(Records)
^^^^^^^^^^^^^^^^

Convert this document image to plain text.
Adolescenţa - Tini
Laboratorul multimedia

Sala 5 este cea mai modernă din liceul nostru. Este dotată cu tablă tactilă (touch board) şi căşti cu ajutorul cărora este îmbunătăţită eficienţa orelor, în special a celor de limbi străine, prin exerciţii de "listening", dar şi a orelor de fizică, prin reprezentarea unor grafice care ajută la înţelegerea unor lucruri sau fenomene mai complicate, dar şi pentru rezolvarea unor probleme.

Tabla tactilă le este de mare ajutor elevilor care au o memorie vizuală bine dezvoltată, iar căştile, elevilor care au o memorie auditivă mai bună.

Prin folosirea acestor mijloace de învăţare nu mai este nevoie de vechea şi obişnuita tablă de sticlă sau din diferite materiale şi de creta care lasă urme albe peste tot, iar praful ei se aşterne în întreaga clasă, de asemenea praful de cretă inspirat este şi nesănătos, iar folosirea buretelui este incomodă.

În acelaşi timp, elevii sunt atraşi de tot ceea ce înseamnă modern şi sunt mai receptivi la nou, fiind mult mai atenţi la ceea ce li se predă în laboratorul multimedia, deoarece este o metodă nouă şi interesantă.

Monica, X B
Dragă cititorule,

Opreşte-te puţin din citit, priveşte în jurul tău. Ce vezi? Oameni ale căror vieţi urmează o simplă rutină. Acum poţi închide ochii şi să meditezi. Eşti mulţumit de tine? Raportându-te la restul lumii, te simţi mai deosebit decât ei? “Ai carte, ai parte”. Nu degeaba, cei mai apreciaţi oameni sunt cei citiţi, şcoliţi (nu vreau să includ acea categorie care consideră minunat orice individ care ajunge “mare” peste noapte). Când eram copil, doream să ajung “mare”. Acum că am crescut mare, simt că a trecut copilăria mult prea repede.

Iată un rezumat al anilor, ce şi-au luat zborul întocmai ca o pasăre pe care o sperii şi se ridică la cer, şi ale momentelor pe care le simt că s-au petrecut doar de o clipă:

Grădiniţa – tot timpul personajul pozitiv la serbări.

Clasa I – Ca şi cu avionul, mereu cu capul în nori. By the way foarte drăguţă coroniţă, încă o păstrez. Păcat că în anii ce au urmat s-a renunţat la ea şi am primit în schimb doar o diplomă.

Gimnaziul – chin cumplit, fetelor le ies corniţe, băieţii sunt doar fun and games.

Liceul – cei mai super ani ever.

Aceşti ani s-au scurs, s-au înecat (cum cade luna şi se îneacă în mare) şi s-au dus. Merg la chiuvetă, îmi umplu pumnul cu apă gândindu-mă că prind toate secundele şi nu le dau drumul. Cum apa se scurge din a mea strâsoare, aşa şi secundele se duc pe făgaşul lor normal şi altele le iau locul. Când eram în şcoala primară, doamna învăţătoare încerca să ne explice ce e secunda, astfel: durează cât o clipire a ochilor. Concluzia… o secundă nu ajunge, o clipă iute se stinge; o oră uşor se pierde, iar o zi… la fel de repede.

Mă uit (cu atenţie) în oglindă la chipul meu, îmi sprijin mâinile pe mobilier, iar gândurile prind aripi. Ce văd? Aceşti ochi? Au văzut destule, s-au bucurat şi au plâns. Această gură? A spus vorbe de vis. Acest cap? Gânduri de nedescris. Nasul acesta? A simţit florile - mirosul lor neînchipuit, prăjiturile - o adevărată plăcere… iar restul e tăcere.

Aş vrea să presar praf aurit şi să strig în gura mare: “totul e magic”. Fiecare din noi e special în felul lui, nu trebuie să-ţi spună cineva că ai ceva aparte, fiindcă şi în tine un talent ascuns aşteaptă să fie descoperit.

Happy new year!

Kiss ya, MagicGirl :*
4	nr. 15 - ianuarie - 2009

^^^^^^^^^^^^^^^^

*Given instruction*. Reproduce the records above exactly as they appear.

*Exercise solution*.
Convert this document image to plain text.
Adolescenţa - Tini
Laboratorul multimedia

Sala 5 este cea mai modernă din liceul nostru. Este dotată cu tablă tactilă (touch board) şi căşti cu ajutorul cărora este îmbunătăţită eficienţa orelor, în special a celor de limbi străine, prin exerciţii de "listening", dar şi a orelor de fizică, prin reprezentarea unor grafice care ajută la înţelegerea unor lucruri sau fenomene mai complicate, dar şi pentru rezolvarea unor probleme.

Tabla tactilă le este de mare ajutor elevilor care au o memorie vizuală bine dezvoltată, iar căştile, elevilor care au o memorie auditivă mai bună.

Prin folosirea acestor mijloace de învăţare nu mai este nevoie de vechea şi obişnuita tablă de sticlă sau din diferite materiale şi de creta care lasă urme albe peste tot, iar praful ei se aşterne în întreaga clasă, de asemenea praful de cretă inspirat este şi nesănătos, iar folosirea buretelui este incomodă.

În acelaşi timp, elevii sunt atraşi de tot ceea ce înseamnă modern şi sunt mai receptivi la nou, fiind mult mai atenţi la ceea ce li se predă în laboratorul multimedia, deoarece este o metodă nouă şi interesantă.

Monica, X B
Dragă cititorule,

Opreşte-te puţin din citit, priveşte în jurul tău. Ce vezi? Oameni ale căror vieţi urmează o simplă rutină. Acum poţi închide ochii şi să meditezi. Eşti mulţumit de tine? Raportându-te la restul lumii, te simţi mai deosebit decât ei? “Ai carte, ai parte”. Nu degeaba, cei mai apreciaţi oameni sunt cei citiţi, şcoliţi (nu vreau să includ acea categorie care consideră minunat orice individ care ajunge “mare” peste noapte). Când eram copil, doream să ajung “mare”. Acum că am crescut mare, simt că a trecut copilăria mult prea repede.

Iată un rezumat al anilor, ce şi-au luat zborul întocmai ca o pasăre pe care o sperii şi se ridică la cer, şi ale momentelor pe care le simt că s-au petrecut doar de o clipă:

Grădiniţa – tot timpul personajul pozitiv la serbări.

Clasa I – Ca şi cu avionul, mereu cu capul în nori. By the way foarte drăguţă coroniţă, încă o păstrez. Păcat că în anii ce au urmat s-a renunţat la ea şi am primit în schimb doar o diplomă.

Gimnaziul – chin cumplit, fetelor le ies corniţe, băieţii sunt doar fun and games.

Liceul – cei mai super ani ever.

Aceşti ani s-au scurs, s-au înecat (cum cade luna şi se îneacă în mare) şi s-au dus. Merg la chiuvetă, îmi umplu pumnul cu apă gândindu-mă că prind toate secundele şi nu le dau drumul. Cum apa se scurge din a mea strâsoare, aşa şi secundele se duc pe făgaşul lor normal şi altele le iau locul. Când eram în şcoala primară, doamna învăţătoare încerca să ne explice ce e secunda, astfel: durează cât o clipire a ochilor. Concluzia… o secundă nu ajunge, o clipă iute se stinge; o oră uşor se pierde, iar o zi… la fel de repede.

Mă uit (cu atenţie) în oglindă la chipul meu, îmi sprijin mâinile pe mobilier, iar gândurile prind aripi. Ce văd? Aceşti ochi? Au văzut destule, s-au bucurat şi au plâns. Această gură? A spus vorbe de vis. Acest cap? Gânduri de nedescris. Nasul acesta? A simţit florile - mirosul lor neînchipuit, prăjiturile - o adevărată plăcere… iar restul e tăcere.

Aş vrea să presar praf aurit şi să strig în gura mare: “totul e magic”. Fiecare din noi e special în felul lui, nu trebuie să-ţi spună cineva că ai ceva aparte, fiindcă şi în tine un talent ascuns aşteaptă să fie descoperit.

Happy new year!

Kiss ya, MagicGirl :*
4	nr. 15 - ianuarie - 2009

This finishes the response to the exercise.